- **Goal of the exercise**:
Print the records again, character for character.

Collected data
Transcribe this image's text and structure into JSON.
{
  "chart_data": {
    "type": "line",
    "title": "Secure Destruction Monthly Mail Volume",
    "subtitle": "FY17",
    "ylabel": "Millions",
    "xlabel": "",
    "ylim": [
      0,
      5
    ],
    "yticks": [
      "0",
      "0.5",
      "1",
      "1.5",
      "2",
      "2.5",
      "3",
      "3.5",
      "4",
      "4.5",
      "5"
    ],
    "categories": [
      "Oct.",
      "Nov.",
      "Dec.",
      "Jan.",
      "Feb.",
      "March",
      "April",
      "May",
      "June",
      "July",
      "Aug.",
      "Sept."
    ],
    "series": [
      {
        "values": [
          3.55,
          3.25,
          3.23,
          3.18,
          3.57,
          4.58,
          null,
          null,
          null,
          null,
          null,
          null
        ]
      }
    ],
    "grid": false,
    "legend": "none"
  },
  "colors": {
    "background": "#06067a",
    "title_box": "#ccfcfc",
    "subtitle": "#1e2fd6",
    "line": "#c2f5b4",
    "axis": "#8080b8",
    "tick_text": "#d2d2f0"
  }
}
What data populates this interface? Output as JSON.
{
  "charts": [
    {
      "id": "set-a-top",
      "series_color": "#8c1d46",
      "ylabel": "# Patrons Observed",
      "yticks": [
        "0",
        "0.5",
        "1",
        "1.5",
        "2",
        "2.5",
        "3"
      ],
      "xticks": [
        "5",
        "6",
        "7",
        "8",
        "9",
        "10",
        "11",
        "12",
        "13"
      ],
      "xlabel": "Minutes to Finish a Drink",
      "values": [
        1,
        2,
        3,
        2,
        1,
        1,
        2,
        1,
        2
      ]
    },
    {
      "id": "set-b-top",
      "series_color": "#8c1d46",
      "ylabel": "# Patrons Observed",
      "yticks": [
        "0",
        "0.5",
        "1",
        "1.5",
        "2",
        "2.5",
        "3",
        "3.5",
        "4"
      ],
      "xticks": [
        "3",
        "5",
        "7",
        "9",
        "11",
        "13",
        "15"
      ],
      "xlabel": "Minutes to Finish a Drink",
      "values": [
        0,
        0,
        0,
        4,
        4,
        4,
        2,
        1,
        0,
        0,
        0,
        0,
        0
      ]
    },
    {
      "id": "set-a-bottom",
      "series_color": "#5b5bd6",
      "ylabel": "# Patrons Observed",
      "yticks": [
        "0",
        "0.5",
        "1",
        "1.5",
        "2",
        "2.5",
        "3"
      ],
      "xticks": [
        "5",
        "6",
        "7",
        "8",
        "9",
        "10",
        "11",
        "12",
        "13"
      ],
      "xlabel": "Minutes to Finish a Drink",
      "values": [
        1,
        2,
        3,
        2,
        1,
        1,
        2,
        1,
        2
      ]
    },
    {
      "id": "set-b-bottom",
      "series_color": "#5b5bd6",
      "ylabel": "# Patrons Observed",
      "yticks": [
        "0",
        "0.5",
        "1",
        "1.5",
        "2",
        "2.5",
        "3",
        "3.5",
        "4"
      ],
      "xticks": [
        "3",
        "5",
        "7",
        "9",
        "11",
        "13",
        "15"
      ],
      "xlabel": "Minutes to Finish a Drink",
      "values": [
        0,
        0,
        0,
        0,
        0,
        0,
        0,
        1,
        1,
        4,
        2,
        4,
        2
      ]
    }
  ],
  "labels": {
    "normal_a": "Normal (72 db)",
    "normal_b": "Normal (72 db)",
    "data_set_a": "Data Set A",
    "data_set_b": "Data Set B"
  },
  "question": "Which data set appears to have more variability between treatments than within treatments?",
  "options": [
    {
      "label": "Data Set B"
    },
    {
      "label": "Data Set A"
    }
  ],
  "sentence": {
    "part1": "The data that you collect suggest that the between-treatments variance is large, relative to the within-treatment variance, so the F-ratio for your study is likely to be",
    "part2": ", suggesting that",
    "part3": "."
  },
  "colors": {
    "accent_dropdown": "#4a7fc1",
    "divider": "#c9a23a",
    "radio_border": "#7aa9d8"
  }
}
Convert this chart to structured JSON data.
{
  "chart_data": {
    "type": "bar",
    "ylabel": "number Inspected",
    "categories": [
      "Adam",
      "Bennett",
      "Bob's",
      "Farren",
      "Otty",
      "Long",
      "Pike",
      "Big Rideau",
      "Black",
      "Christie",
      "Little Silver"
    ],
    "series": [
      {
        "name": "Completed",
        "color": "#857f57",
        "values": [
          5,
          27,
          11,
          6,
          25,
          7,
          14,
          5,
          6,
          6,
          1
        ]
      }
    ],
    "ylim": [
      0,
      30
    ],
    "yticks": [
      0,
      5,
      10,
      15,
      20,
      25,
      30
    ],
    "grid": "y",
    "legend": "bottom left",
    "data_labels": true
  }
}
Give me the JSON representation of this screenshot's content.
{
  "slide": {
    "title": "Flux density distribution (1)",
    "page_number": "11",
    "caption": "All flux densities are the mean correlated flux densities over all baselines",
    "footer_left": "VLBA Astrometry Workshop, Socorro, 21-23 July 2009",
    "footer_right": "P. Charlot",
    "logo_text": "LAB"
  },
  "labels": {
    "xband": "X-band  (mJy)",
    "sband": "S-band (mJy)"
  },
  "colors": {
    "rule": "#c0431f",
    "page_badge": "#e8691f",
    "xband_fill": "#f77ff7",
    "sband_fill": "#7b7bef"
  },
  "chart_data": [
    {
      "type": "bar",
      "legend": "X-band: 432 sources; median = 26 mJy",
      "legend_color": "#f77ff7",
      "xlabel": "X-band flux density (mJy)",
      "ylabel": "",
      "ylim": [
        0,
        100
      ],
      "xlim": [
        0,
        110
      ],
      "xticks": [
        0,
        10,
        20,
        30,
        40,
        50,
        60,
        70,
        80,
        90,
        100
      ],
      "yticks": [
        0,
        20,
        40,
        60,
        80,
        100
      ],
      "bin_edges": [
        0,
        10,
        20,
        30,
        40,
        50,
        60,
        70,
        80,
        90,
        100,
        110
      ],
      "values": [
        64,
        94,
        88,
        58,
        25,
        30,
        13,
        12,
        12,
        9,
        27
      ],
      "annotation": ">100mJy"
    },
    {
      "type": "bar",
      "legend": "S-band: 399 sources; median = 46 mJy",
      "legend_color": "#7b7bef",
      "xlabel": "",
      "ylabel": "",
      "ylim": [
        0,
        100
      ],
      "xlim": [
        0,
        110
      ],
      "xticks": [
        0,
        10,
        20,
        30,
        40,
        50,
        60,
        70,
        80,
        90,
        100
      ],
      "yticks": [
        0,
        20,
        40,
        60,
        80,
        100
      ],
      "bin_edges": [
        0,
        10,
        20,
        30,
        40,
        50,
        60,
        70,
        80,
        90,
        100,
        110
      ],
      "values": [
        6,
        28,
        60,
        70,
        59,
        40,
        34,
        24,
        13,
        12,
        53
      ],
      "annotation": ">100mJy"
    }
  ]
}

- **Answer to the problem**:
Transcribe this image's text and structure into JSON.
{
  "chart_data": {
    "type": "line",
    "title": "Secure Destruction Monthly Mail Volume",
    "subtitle": "FY17",
    "ylabel": "Millions",
    "xlabel": "",
    "ylim": [
      0,
      5
    ],
    "yticks": [
      "0",
      "0.5",
      "1",
      "1.5",
      "2",
      "2.5",
      "3",
      "3.5",
      "4",
      "4.5",
      "5"
    ],
    "categories": [
      "Oct.",
      "Nov.",
      "Dec.",
      "Jan.",
      "Feb.",
      "March",
      "April",
      "May",
      "June",
      "July",
      "Aug.",
      "Sept."
    ],
    "series": [
      {
        "values": [
          3.55,
          3.25,
          3.23,
          3.18,
          3.57,
          4.58,
          null,
          null,
          null,
          null,
          null,
          null
        ]
      }
    ],
    "grid": false,
    "legend": "none"
  },
  "colors": {
    "background": "#06067a",
    "title_box": "#ccfcfc",
    "subtitle": "#1e2fd6",
    "line": "#c2f5b4",
    "axis": "#8080b8",
    "tick_text": "#d2d2f0"
  }
}
What data populates this interface? Output as JSON.
{
  "charts": [
    {
      "id": "set-a-top",
      "series_color": "#8c1d46",
      "ylabel": "# Patrons Observed",
      "yticks": [
        "0",
        "0.5",
        "1",
        "1.5",
        "2",
        "2.5",
        "3"
      ],
      "xticks": [
        "5",
        "6",
        "7",
        "8",
        "9",
        "10",
        "11",
        "12",
        "13"
      ],
      "xlabel": "Minutes to Finish a Drink",
      "values": [
        1,
        2,
        3,
        2,
        1,
        1,
        2,
        1,
        2
      ]
    },
    {
      "id": "set-b-top",
      "series_color": "#8c1d46",
      "ylabel": "# Patrons Observed",
      "yticks": [
        "0",
        "0.5",
        "1",
        "1.5",
        "2",
        "2.5",
        "3",
        "3.5",
        "4"
      ],
      "xticks": [
        "3",
        "5",
        "7",
        "9",
        "11",
        "13",
        "15"
      ],
      "xlabel": "Minutes to Finish a Drink",
      "values": [
        0,
        0,
        0,
        4,
        4,
        4,
        2,
        1,
        0,
        0,
        0,
        0,
        0
      ]
    },
    {
      "id": "set-a-bottom",
      "series_color": "#5b5bd6",
      "ylabel": "# Patrons Observed",
      "yticks": [
        "0",
        "0.5",
        "1",
        "1.5",
        "2",
        "2.5",
        "3"
      ],
      "xticks": [
        "5",
        "6",
        "7",
        "8",
        "9",
        "10",
        "11",
        "12",
        "13"
      ],
      "xlabel": "Minutes to Finish a Drink",
      "values": [
        1,
        2,
        3,
        2,
        1,
        1,
        2,
        1,
        2
      ]
    },
    {
      "id": "set-b-bottom",
      "series_color": "#5b5bd6",
      "ylabel": "# Patrons Observed",
      "yticks": [
        "0",
        "0.5",
        "1",
        "1.5",
        "2",
        "2.5",
        "3",
        "3.5",
        "4"
      ],
      "xticks": [
        "3",
        "5",
        "7",
        "9",
        "11",
        "13",
        "15"
      ],
      "xlabel": "Minutes to Finish a Drink",
      "values": [
        0,
        0,
        0,
        0,
        0,
        0,
        0,
        1,
        1,
        4,
        2,
        4,
        2
      ]
    }
  ],
  "labels": {
    "normal_a": "Normal (72 db)",
    "normal_b": "Normal (72 db)",
    "data_set_a": "Data Set A",
    "data_set_b": "Data Set B"
  },
  "question": "Which data set appears to have more variability between treatments than within treatments?",
  "options": [
    {
      "label": "Data Set B"
    },
    {
      "label": "Data Set A"
    }
  ],
  "sentence": {
    "part1": "The data that you collect suggest that the between-treatments variance is large, relative to the within-treatment variance, so the F-ratio for your study is likely to be",
    "part2": ", suggesting that",
    "part3": "."
  },
  "colors": {
    "accent_dropdown": "#4a7fc1",
    "divider": "#c9a23a",
    "radio_border": "#7aa9d8"
  }
}
Convert this chart to structured JSON data.
{
  "chart_data": {
    "type": "bar",
    "ylabel": "number Inspected",
    "categories": [
      "Adam",
      "Bennett",
      "Bob's",
      "Farren",
      "Otty",
      "Long",
      "Pike",
      "Big Rideau",
      "Black",
      "Christie",
      "Little Silver"
    ],
    "series": [
      {
        "name": "Completed",
        "color": "#857f57",
        "values": [
          5,
          27,
          11,
          6,
          25,
          7,
          14,
          5,
          6,
          6,
          1
        ]
      }
    ],
    "ylim": [
      0,
      30
    ],
    "yticks": [
      0,
      5,
      10,
      15,
      20,
      25,
      30
    ],
    "grid": "y",
    "legend": "bottom left",
    "data_labels": true
  }
}
Give me the JSON representation of this screenshot's content.
{
  "slide": {
    "title": "Flux density distribution (1)",
    "page_number": "11",
    "caption": "All flux densities are the mean correlated flux densities over all baselines",
    "footer_left": "VLBA Astrometry Workshop, Socorro, 21-23 July 2009",
    "footer_right": "P. Charlot",
    "logo_text": "LAB"
  },
  "labels": {
    "xband": "X-band  (mJy)",
    "sband": "S-band (mJy)"
  },
  "colors": {
    "rule": "#c0431f",
    "page_badge": "#e8691f",
    "xband_fill": "#f77ff7",
    "sband_fill": "#7b7bef"
  },
  "chart_data": [
    {
      "type": "bar",
      "legend": "X-band: 432 sources; median = 26 mJy",
      "legend_color": "#f77ff7",
      "xlabel": "X-band flux density (mJy)",
      "ylabel": "",
      "ylim": [
        0,
        100
      ],
      "xlim": [
        0,
        110
      ],
      "xticks": [
        0,
        10,
        20,
        30,
        40,
        50,
        60,
        70,
        80,
        90,
        100
      ],
      "yticks": [
        0,
        20,
        40,
        60,
        80,
        100
      ],
      "bin_edges": [
        0,
        10,
        20,
        30,
        40,
        50,
        60,
        70,
        80,
        90,
        100,
        110
      ],
      "values": [
        64,
        94,
        88,
        58,
        25,
        30,
        13,
        12,
        12,
        9,
        27
      ],
      "annotation": ">100mJy"
    },
    {
      "type": "bar",
      "legend": "S-band: 399 sources; median = 46 mJy",
      "legend_color": "#7b7bef",
      "xlabel": "",
      "ylabel": "",
      "ylim": [
        0,
        100
      ],
      "xlim": [
        0,
        110
      ],
      "xticks": [
        0,
        10,
        20,
        30,
        40,
        50,
        60,
        70,
        80,
        90,
        100
      ],
      "yticks": [
        0,
        20,
        40,
        60,
        80,
        100
      ],
      "bin_edges": [
        0,
        10,
        20,
        30,
        40,
        50,
        60,
        70,
        80,
        90,
        100,
        110
      ],
      "values": [
        6,
        28,
        60,
        70,
        59,
        40,
        34,
        24,
        13,
        12,
        53
      ],
      "annotation": ">100mJy"
    }
  ]
}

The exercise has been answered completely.